-- Start --

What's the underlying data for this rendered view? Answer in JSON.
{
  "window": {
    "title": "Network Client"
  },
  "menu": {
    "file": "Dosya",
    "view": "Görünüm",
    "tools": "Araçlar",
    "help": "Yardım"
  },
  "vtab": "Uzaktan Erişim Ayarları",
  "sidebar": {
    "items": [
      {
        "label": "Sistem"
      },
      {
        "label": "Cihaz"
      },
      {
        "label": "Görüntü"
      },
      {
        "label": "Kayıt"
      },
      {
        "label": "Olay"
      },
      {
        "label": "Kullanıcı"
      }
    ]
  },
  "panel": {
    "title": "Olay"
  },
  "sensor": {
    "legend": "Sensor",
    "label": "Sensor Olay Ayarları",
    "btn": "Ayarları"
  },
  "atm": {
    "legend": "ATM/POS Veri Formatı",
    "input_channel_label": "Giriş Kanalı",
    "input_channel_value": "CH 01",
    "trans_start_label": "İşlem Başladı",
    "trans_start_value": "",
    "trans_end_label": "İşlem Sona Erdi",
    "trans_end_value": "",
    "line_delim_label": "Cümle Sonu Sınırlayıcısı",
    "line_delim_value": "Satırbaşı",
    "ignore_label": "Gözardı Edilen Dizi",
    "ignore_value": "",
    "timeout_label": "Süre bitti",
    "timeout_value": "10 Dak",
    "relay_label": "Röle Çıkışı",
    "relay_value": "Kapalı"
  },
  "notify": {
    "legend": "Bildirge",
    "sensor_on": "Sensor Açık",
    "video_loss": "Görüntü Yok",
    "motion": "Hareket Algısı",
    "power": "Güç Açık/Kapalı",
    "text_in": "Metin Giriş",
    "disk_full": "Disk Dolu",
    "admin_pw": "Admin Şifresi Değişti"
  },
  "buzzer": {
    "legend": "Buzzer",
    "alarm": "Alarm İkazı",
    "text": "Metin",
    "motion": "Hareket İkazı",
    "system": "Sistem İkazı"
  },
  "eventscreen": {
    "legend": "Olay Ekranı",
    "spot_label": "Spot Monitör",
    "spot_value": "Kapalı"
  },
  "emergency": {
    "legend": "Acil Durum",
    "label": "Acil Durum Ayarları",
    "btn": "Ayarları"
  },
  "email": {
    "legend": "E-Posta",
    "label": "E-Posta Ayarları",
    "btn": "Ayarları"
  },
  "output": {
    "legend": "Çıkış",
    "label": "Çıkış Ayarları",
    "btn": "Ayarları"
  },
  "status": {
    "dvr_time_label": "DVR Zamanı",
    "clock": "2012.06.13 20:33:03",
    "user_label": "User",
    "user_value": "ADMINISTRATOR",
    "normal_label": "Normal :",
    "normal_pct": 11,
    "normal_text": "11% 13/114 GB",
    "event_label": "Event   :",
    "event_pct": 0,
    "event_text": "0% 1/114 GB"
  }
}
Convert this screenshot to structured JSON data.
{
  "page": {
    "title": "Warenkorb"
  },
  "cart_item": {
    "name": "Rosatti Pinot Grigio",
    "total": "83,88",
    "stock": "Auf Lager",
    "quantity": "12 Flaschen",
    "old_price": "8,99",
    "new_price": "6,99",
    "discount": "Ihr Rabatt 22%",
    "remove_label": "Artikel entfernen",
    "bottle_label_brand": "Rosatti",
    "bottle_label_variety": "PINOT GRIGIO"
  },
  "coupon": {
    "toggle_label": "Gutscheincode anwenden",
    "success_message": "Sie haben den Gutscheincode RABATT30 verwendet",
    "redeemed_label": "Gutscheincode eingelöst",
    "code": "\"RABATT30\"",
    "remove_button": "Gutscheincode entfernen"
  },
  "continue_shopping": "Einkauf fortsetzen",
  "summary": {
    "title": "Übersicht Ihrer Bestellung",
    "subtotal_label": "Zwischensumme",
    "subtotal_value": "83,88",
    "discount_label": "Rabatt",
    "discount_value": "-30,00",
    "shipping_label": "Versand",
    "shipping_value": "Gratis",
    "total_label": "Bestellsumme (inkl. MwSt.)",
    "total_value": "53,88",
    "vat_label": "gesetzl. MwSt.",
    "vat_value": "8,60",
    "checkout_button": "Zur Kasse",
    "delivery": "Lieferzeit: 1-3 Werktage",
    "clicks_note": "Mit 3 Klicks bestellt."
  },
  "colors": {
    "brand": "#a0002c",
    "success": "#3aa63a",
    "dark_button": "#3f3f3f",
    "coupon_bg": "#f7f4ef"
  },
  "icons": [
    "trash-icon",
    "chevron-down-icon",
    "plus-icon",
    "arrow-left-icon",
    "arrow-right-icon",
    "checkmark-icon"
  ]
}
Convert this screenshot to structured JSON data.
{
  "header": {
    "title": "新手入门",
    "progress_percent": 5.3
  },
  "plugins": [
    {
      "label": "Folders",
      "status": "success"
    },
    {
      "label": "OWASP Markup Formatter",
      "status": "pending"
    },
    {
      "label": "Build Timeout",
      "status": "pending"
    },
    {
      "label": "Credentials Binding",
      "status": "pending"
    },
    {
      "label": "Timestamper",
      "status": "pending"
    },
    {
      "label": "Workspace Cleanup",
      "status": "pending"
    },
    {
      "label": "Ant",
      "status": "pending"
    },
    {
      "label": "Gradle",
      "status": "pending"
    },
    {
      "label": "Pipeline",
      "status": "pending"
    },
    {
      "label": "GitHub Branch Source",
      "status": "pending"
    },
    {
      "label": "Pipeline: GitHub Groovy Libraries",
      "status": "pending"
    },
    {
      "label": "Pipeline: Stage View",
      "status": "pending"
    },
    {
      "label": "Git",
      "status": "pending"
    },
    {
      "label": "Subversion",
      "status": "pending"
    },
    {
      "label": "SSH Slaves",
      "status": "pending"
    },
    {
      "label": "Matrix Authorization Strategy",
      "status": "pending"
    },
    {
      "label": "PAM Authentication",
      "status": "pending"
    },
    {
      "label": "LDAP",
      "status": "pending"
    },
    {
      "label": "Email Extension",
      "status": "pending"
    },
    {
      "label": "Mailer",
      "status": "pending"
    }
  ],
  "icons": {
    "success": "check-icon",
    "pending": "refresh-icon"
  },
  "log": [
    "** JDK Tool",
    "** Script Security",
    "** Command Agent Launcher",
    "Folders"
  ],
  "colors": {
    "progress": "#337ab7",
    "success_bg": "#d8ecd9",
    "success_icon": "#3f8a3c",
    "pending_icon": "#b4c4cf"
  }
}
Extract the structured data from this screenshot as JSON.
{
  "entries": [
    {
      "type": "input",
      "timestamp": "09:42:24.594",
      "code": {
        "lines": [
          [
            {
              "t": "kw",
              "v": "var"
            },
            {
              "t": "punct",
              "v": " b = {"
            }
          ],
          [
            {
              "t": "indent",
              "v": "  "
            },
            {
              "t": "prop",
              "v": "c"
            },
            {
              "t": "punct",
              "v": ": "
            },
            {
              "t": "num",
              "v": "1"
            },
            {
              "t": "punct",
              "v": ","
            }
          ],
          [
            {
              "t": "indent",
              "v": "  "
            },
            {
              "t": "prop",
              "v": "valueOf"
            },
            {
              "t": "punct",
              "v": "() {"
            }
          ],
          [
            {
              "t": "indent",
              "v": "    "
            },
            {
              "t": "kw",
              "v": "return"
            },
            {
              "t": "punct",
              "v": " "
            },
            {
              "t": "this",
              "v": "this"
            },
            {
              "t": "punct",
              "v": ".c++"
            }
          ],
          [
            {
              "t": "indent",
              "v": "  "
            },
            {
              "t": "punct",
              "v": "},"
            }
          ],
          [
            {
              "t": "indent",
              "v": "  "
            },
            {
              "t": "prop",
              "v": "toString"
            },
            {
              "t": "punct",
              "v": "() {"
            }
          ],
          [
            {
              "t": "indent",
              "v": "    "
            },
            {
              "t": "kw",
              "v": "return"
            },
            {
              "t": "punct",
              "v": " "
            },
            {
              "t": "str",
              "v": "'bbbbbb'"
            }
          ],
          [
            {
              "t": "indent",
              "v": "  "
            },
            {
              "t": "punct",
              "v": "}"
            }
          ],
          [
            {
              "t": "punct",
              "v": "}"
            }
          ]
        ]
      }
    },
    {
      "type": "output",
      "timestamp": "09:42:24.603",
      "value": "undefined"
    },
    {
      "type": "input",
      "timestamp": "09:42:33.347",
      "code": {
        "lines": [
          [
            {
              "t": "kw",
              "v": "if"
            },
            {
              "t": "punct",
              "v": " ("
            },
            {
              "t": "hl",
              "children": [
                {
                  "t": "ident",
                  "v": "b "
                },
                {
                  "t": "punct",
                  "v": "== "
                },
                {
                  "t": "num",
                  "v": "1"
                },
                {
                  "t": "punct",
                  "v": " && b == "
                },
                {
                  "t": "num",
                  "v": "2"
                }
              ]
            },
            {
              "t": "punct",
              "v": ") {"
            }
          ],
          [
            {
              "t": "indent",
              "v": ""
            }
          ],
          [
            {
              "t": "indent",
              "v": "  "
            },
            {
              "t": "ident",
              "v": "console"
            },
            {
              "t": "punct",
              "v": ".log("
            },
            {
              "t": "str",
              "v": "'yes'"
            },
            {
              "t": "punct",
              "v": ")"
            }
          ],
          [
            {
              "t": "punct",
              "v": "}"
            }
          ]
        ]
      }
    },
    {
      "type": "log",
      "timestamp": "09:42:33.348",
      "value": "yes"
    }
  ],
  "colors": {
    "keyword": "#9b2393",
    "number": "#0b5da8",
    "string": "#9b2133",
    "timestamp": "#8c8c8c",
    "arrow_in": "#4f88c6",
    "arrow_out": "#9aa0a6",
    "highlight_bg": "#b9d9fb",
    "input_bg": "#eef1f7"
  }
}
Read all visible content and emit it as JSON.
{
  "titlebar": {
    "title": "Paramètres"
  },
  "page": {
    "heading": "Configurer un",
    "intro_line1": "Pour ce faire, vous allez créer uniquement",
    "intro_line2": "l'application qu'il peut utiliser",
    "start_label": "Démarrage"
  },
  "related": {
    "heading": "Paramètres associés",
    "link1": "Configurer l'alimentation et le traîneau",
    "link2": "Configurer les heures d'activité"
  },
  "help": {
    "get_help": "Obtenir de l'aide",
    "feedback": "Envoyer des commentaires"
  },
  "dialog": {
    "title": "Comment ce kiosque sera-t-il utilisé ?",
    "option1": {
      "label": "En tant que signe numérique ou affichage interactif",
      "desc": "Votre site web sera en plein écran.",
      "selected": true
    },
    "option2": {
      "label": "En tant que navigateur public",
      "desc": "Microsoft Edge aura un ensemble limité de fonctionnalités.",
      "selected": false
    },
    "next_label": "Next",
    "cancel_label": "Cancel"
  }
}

-- End --

Where a line above contains the string "Configurer", copy that line.

## RESULT BELOW
    "heading": "Configurer un",
    "link1": "Configurer l'alimentation et le traîneau",
    "link2": "Configurer les heures d'activité"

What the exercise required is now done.